### Exercise task
Extract the lines that hold the string "interested".

### Exercise material
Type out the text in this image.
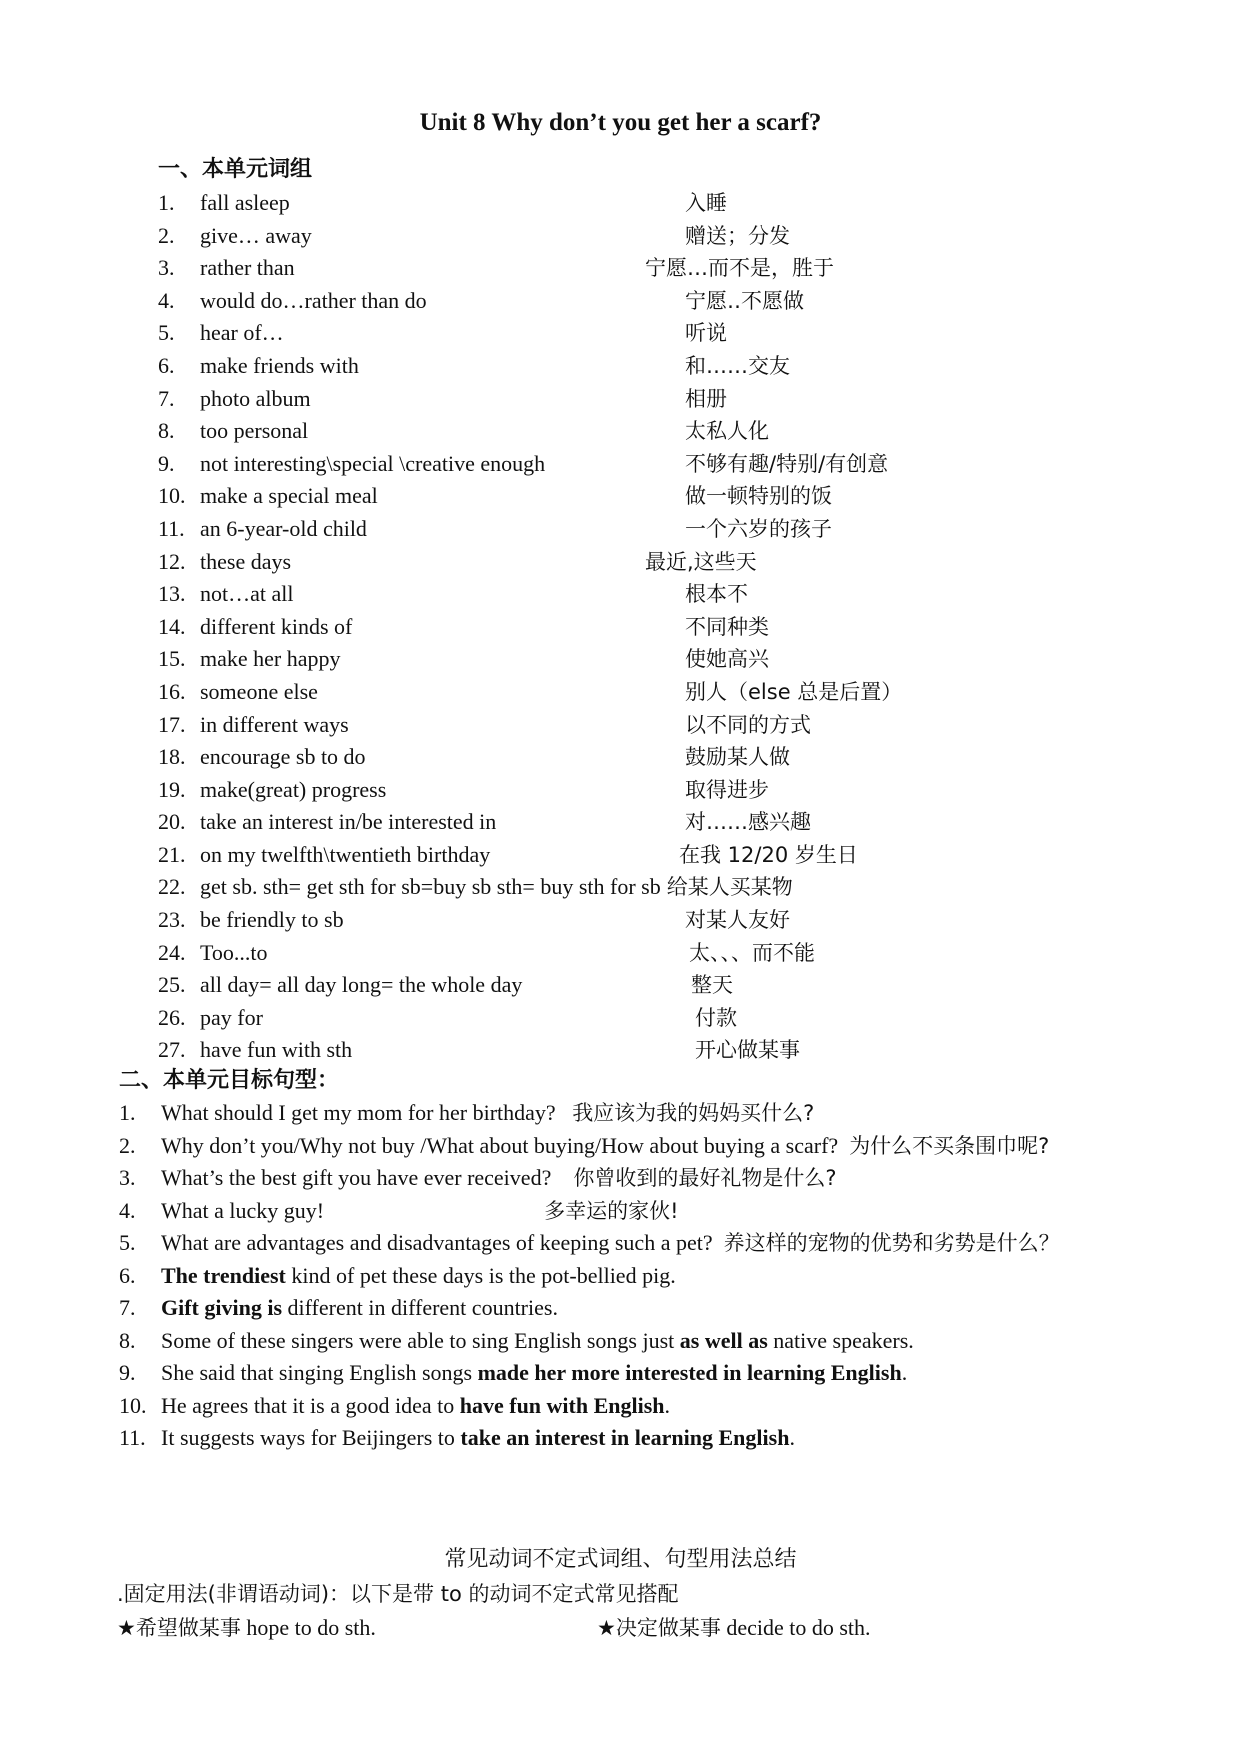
Unit 8 Why don’t you get her a scarf?
一、本单元词组
1. fall asleep	入睡
2. give… away	赠送；分发
3. rather than	宁愿…而不是，胜于
4. would do…rather than do	宁愿‥不愿做
5. hear of…	听说
6. make friends with	和……交友
7. photo album	相册
8. too personal	太私人化
9. not interesting\special \creative enough	不够有趣/特别/有创意
10. make a special meal	做一顿特别的饭
11. an 6-year-old child	一个六岁的孩子
12. these days	最近,这些天
13. not…at all	根本不
14. different kinds of	不同种类
15. make her happy	使她高兴
16. someone else	别人（else 总是后置）
17. in different ways	以不同的方式
18. encourage sb to do	鼓励某人做
19. make(great) progress	取得进步
20. take an interest in/be interested in	对……感兴趣
21. on my twelfth\twentieth birthday	在我 12/20 岁生日
22. get sb. sth= get sth for sb=buy sb sth= buy sth for sb 给某人买某物
23. be friendly to sb	对某人友好
24. Too...to	太、、、而不能
25. all day= all day long= the whole day	整天
26. pay for	付款
27. have fun with sth	开心做某事
二、本单元目标句型：
1. What should I get my mom for her birthday?   我应该为我的妈妈买什么?
2. Why don’t you/Why not buy /What about buying/How about buying a scarf?  为什么不买条围巾呢?
3. What’s the best gift you have ever received?    你曾收到的最好礼物是什么?
4. What a lucky guy!                                        多幸运的家伙!
5. What are advantages and disadvantages of keeping such a pet?  养这样的宠物的优势和劣势是什么？
6. The trendiest kind of pet these days is the pot-bellied pig.
7. Gift giving is different in different countries.
8. Some of these singers were able to sing English songs just as well as native speakers.
9. She said that singing English songs made her more interested in learning English.
10. He agrees that it is a good idea to have fun with English.
11. It suggests ways for Beijingers to take an interest in learning English.
常见动词不定式词组、句型用法总结
.固定用法(非谓语动词)：以下是带 to 的动词不定式常见搭配
★希望做某事 hope to do sth.	★决定做某事 decide to do sth.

### Completed task
20. take an interest in/be interested in	对……感兴趣
9. She said that singing English songs made her more interested in learning English.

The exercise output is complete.